_Given task A_
Please repeat the stretch of the letters page from "Two days ago" through "but still spellbinding.", word for word.
_Given task B_
Summarize the letters page in two sentences.

_Text shown_
--- start ---

Encouraging news on livestock

August’s article by Humphrey Phelps was excellent. I worked with a herd of British Friesians for ten years back in the 1950-1960s. They were animals one could take a pride in: high milk yielders by the commonsense standards of those days, when cows were also expected to produce a useful calf; the females, of course, mainly entered the dairy herd, and the males made useful steers for beef, popular with consumers because they were not too fat. The dairy cows were expected to live for several years, thus paying back the cost of rearing them for the two or more years before they had their first calf and started producing milk. The modern, absurdly high-yielding cow, generally a Holstein, so often skeletal and short-lived, is in my opinion a temporary aberration. In 2003 it was reported that UK cows averaged 3.1 lactations, and in the USA 2.2 lactations, i.e. culled under five years old. (Farmers’ Guardian, 7.2.03, p66-7).

Today more emphasis is starting to be placed on stamina and longevity, and the Beyond Calf Exports Stakeholders’ Forum is seeking a use in the UK for the surplus male dairy calf to avoid their being exported into veal systems banned on welfare grounds in the UK. (Veal crates are now banned in the EU, but the calves can be kept on slats without any bedding. Bedding is compulsory in the UK.) Set up by Compassion in World Farming and the RSPCA, organisations and groups taking part include the NFU, National Beef Association, Soil Association, DEFRA, English Beef and Lamb Executive, Tesco, Sainsbury’s, Waitrose and the British Cattle Veterinary Association. This strikes me as one of the most encouraging alliances ever to be set up in livestock farming.

As for the WI organiser Mr Phelps heard praising the zero grazing system where the cattle, including the calves, never go outside, I totally agree with Mr Phelps and the young woman who spoke against the system. In fine weather, the animals should be outside getting exercise and sunlight, with shelter provided in wet or excessively hot or cold weather.

Joyce H Smith (Ms), by email


Spellbinding gymnastics with purpose

Two days ago I was entertained to the most dazzling display by a wild animal I have ever witnessed and all within a few feet. At about eight in the morning and looking through the garden window, I noticed the lawn was in need of a cut and was covered in a heavy dew following a cold night. Suddenly a weasel dashed out of the shrubbery and proceeded in almost a state of dementia to perform the most exquisite gymnastics, gyrations, pirouettes and cartwheels. I got the impression he was enjoying the exercise. The display lasted nonstop for about four minutes when he made his way back to the shrubbery to reappear half a minute later to give a repeat performance, slightly shorter but still spellbinding.

--- end ---

_Stored rows_
--- start ---

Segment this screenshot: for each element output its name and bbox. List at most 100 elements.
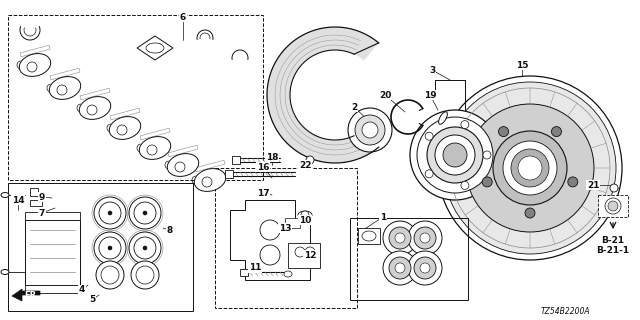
Circle shape — [389, 227, 411, 249]
Circle shape — [134, 202, 156, 224]
Circle shape — [605, 198, 621, 214]
Ellipse shape — [109, 116, 141, 140]
Polygon shape — [20, 45, 50, 57]
Polygon shape — [25, 220, 80, 285]
Bar — [8, 15, 263, 180]
Circle shape — [87, 105, 97, 115]
Text: 12: 12 — [304, 251, 316, 260]
Circle shape — [410, 110, 500, 200]
Ellipse shape — [298, 211, 312, 219]
Circle shape — [461, 121, 469, 129]
Circle shape — [136, 266, 154, 284]
Text: B-21-1: B-21-1 — [596, 245, 630, 254]
Ellipse shape — [1, 269, 9, 275]
Polygon shape — [80, 88, 110, 100]
Polygon shape — [230, 200, 310, 280]
Circle shape — [518, 156, 542, 180]
Bar — [285, 218, 300, 228]
Circle shape — [503, 141, 557, 195]
Circle shape — [414, 227, 436, 249]
Circle shape — [131, 261, 159, 289]
Ellipse shape — [79, 97, 111, 119]
Polygon shape — [288, 243, 320, 268]
Text: 3: 3 — [429, 66, 435, 75]
Circle shape — [383, 221, 417, 255]
Circle shape — [202, 177, 212, 187]
Text: 7: 7 — [39, 209, 45, 218]
Circle shape — [420, 233, 430, 243]
Circle shape — [129, 232, 161, 264]
Circle shape — [443, 143, 467, 167]
Circle shape — [108, 211, 112, 215]
Polygon shape — [25, 285, 80, 293]
Text: 4: 4 — [79, 285, 85, 294]
Circle shape — [511, 149, 549, 187]
Ellipse shape — [195, 169, 226, 191]
Circle shape — [610, 184, 618, 192]
Circle shape — [568, 177, 578, 187]
Circle shape — [395, 233, 405, 243]
Text: 20: 20 — [379, 91, 391, 100]
Circle shape — [355, 115, 385, 145]
Circle shape — [143, 211, 147, 215]
Circle shape — [101, 266, 119, 284]
Ellipse shape — [1, 193, 9, 197]
Circle shape — [301, 211, 309, 219]
Bar — [8, 183, 193, 311]
Polygon shape — [50, 68, 80, 80]
Circle shape — [57, 85, 67, 95]
Circle shape — [425, 170, 433, 178]
Text: 18: 18 — [266, 153, 278, 162]
Circle shape — [147, 145, 157, 155]
Circle shape — [482, 177, 492, 187]
Text: 11: 11 — [249, 263, 261, 273]
Circle shape — [420, 263, 430, 273]
Text: 21: 21 — [587, 180, 599, 189]
Circle shape — [348, 108, 392, 152]
Ellipse shape — [140, 137, 171, 159]
Bar — [215, 168, 357, 308]
Circle shape — [383, 251, 417, 285]
Circle shape — [96, 261, 124, 289]
Bar — [225, 170, 233, 178]
Circle shape — [389, 257, 411, 279]
Text: 16: 16 — [257, 163, 269, 172]
Ellipse shape — [19, 53, 51, 76]
Text: 1: 1 — [380, 212, 386, 221]
Bar — [358, 228, 380, 244]
Circle shape — [306, 156, 314, 164]
Polygon shape — [267, 27, 379, 163]
Bar — [232, 156, 240, 164]
Ellipse shape — [362, 231, 376, 241]
Polygon shape — [140, 128, 170, 140]
Bar — [30, 200, 42, 206]
Text: TZ54B2200A: TZ54B2200A — [540, 308, 590, 316]
Circle shape — [362, 122, 378, 138]
Circle shape — [414, 257, 436, 279]
Polygon shape — [12, 289, 40, 301]
Polygon shape — [110, 108, 140, 120]
Circle shape — [435, 135, 475, 175]
Circle shape — [99, 237, 121, 259]
Circle shape — [408, 251, 442, 285]
Text: 17: 17 — [257, 188, 269, 197]
Ellipse shape — [167, 154, 198, 176]
Text: 15: 15 — [516, 60, 528, 69]
Text: 19: 19 — [424, 91, 436, 100]
Text: 9: 9 — [39, 193, 45, 202]
Ellipse shape — [438, 112, 447, 124]
Circle shape — [260, 245, 280, 265]
Circle shape — [27, 62, 37, 72]
Circle shape — [438, 76, 622, 260]
Circle shape — [99, 202, 121, 224]
Bar — [240, 269, 248, 276]
Circle shape — [461, 181, 469, 189]
Circle shape — [408, 221, 442, 255]
Circle shape — [483, 151, 491, 159]
Circle shape — [417, 117, 493, 193]
Text: 6: 6 — [180, 12, 186, 21]
Circle shape — [134, 237, 156, 259]
Ellipse shape — [146, 43, 164, 53]
Circle shape — [493, 131, 567, 205]
Circle shape — [466, 104, 594, 232]
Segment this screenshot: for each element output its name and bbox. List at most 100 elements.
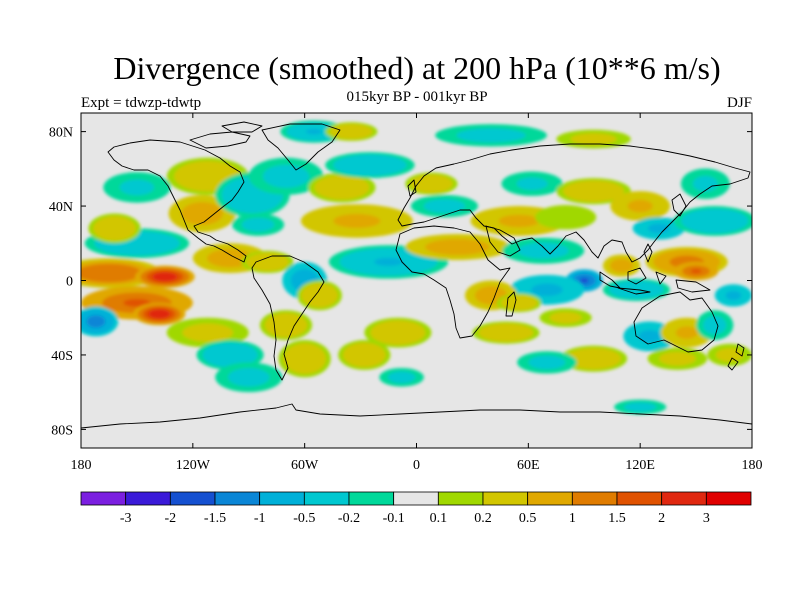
field-contour xyxy=(261,259,274,265)
coastline-arctic-islands xyxy=(189,121,263,149)
coastline-south-america xyxy=(251,255,325,381)
field-contour xyxy=(374,257,403,266)
field-contour xyxy=(652,225,666,232)
field-contour xyxy=(670,355,685,362)
field-contour xyxy=(243,189,262,201)
field-contour xyxy=(123,298,151,307)
coastline-japan xyxy=(671,193,687,217)
field-contour xyxy=(333,183,350,192)
y-tick-label: 80S xyxy=(51,423,73,438)
coastline-new-zealand xyxy=(727,343,745,371)
colorbar-box xyxy=(482,491,529,506)
colorbar-box xyxy=(259,491,305,506)
field-contour xyxy=(507,217,531,225)
colorbar-label: 1 xyxy=(569,511,576,526)
colorbar-box xyxy=(437,491,484,506)
field-contour xyxy=(108,224,121,232)
colorbar-box xyxy=(661,491,707,506)
field-contour xyxy=(497,329,515,336)
field-contour xyxy=(127,182,147,192)
field-contour xyxy=(222,351,239,359)
colorbar-box xyxy=(571,491,618,506)
coastlines xyxy=(81,121,752,429)
field-contour xyxy=(728,292,738,299)
field-contour xyxy=(396,375,407,380)
field-contour xyxy=(153,311,166,317)
field-contour xyxy=(194,209,211,218)
field-contour xyxy=(90,317,102,326)
field-contour xyxy=(513,300,525,306)
y-tick-label: 0 xyxy=(66,275,73,290)
colorbar-label: 3 xyxy=(703,511,710,526)
field-contour xyxy=(559,315,572,320)
coastline-madagascar xyxy=(505,291,517,317)
field-contour xyxy=(680,329,694,337)
field-contour xyxy=(299,276,311,285)
y-axis: 80N 40N 0 40S 80S xyxy=(49,126,752,438)
field-contour xyxy=(251,221,265,228)
colorbar-box xyxy=(527,491,573,506)
x-tick-label: 0 xyxy=(413,458,420,473)
colorbar-label: -0.1 xyxy=(383,511,405,526)
colorbar-box xyxy=(169,491,216,506)
y-tick-label: 40S xyxy=(51,349,73,364)
coastline-greenland xyxy=(261,123,341,171)
field-contour xyxy=(343,216,371,225)
field-contour xyxy=(585,355,602,362)
x-axis: 180 120W 60W 0 60E 120E 180 xyxy=(71,113,763,473)
field-contour xyxy=(389,329,406,337)
field-contour xyxy=(584,188,603,195)
field-contour xyxy=(477,132,505,139)
colorbar-box xyxy=(616,491,663,506)
field-contour xyxy=(279,321,293,329)
colorbar-box xyxy=(348,491,395,506)
colorbar-label: -1 xyxy=(254,511,266,526)
colorbar-box xyxy=(705,491,752,506)
coastline-north-america xyxy=(107,139,247,263)
colorbar-label: -3 xyxy=(120,511,132,526)
field-contour xyxy=(539,359,555,366)
field-contour xyxy=(359,161,381,169)
field-contour xyxy=(704,217,725,225)
coastline-australia xyxy=(633,291,719,353)
field-contour xyxy=(197,171,218,181)
field-contour xyxy=(345,129,358,134)
field-contour xyxy=(221,254,240,262)
coastline-antarctica xyxy=(81,403,752,429)
field-contour xyxy=(157,274,173,280)
colorbar-label: -1.5 xyxy=(204,511,226,526)
field-contour xyxy=(633,202,648,210)
field-contour xyxy=(277,171,295,181)
y-tick-label: 40N xyxy=(49,200,73,215)
field-contour xyxy=(538,286,556,294)
x-tick-label: 120W xyxy=(176,458,211,473)
x-tick-label: 180 xyxy=(742,458,763,473)
colorbar-box xyxy=(393,491,439,506)
x-tick-label: 180 xyxy=(71,458,92,473)
colorbar-label: 0.2 xyxy=(474,511,492,526)
season-label: DJF xyxy=(726,95,752,111)
experiment-label: Expt = tdwzp-tdwtp xyxy=(81,95,202,111)
colorbar: -3 -2 -1.5 -1 -0.5 -0.2 -0.1 0.1 0.2 0.5 1 1.5 2 3 xyxy=(80,491,752,526)
field-contour xyxy=(444,243,471,251)
colorbar-label: 1.5 xyxy=(608,511,626,526)
field-contour xyxy=(533,247,554,254)
field-contour xyxy=(124,239,150,247)
field-contour xyxy=(425,181,438,187)
colorbar-label: -0.5 xyxy=(293,511,315,526)
x-tick-label: 60E xyxy=(517,458,540,473)
field-contour xyxy=(358,351,371,359)
field-contour xyxy=(197,329,218,337)
coastline-arabia xyxy=(485,225,521,257)
field-contour xyxy=(690,268,702,274)
field-contour xyxy=(643,332,656,340)
field-contour xyxy=(724,352,736,358)
colorbar-label: -0.2 xyxy=(338,511,360,526)
colorbar-label: 0.5 xyxy=(519,511,537,526)
y-tick-label: 80N xyxy=(49,126,73,141)
colorbar-label: 2 xyxy=(658,511,665,526)
figure-subtitle: 015kyr BP - 001kyr BP xyxy=(346,89,488,105)
field-contour xyxy=(698,179,713,189)
field-contour xyxy=(633,405,647,409)
coastline-indonesia xyxy=(599,243,711,295)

--- end ---

_Problem solution A_
Two days ago I was entertained to the most dazzling display by a wild animal I have ever witnessed and all within a few feet. At about eight in the morning and looking through the garden window, I noticed the lawn was in need of a cut and was covered in a heavy dew following a cold night. Suddenly a weasel dashed out of the shrubbery and proceeded in almost a state of dementia to perform the most exquisite gymnastics, gyrations, pirouettes and cartwheels. I got the impression he was enjoying the exercise. The display lasted nonstop for about four minutes when he made his way back to the shrubbery to reappear half a minute later to give a repeat performance, slightly shorter but still spellbinding.

_Problem solution B_
The first letter praises an August article by Humphrey Phelps, recalls the British Friesians the writer worked with in the 1950s and 1960s, and calls the modern high-yielding Holstein a temporary aberration. It also welcomes the Beyond Calf Exports Stakeholders' Forum's search for a UK use for surplus male dairy calves and holds that cattle should be outside in fine weather, while the second letter describes a weasel that performed gymnastics on a dewy lawn for about four minutes and then gave a slightly shorter repeat performance.